-------- Provided data --------
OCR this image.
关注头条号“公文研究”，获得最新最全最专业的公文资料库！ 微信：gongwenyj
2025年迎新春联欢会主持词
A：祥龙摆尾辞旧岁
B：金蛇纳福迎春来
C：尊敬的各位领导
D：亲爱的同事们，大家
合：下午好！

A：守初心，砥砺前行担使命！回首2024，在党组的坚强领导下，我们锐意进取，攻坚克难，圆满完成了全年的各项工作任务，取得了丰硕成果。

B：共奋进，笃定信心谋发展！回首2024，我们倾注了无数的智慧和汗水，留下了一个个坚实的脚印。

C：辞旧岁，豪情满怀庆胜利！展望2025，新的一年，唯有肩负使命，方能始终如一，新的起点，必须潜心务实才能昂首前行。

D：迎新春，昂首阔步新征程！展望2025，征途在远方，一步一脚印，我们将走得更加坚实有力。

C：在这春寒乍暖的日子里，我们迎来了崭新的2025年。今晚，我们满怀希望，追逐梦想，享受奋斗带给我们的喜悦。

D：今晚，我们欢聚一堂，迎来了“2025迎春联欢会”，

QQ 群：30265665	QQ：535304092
--------
* What is needed *
Your task is to retype all of the records exactly.

* Final result *
OCR this image.
关注头条号“公文研究”，获得最新最全最专业的公文资料库！ 微信：gongwenyj
2025年迎新春联欢会主持词
A：祥龙摆尾辞旧岁
B：金蛇纳福迎春来
C：尊敬的各位领导
D：亲爱的同事们，大家
合：下午好！

A：守初心，砥砺前行担使命！回首2024，在党组的坚强领导下，我们锐意进取，攻坚克难，圆满完成了全年的各项工作任务，取得了丰硕成果。

B：共奋进，笃定信心谋发展！回首2024，我们倾注了无数的智慧和汗水，留下了一个个坚实的脚印。

C：辞旧岁，豪情满怀庆胜利！展望2025，新的一年，唯有肩负使命，方能始终如一，新的起点，必须潜心务实才能昂首前行。

D：迎新春，昂首阔步新征程！展望2025，征途在远方，一步一脚印，我们将走得更加坚实有力。

C：在这春寒乍暖的日子里，我们迎来了崭新的2025年。今晚，我们满怀希望，追逐梦想，享受奋斗带给我们的喜悦。

D：今晚，我们欢聚一堂，迎来了“2025迎春联欢会”，

QQ 群：30265665	QQ：535304092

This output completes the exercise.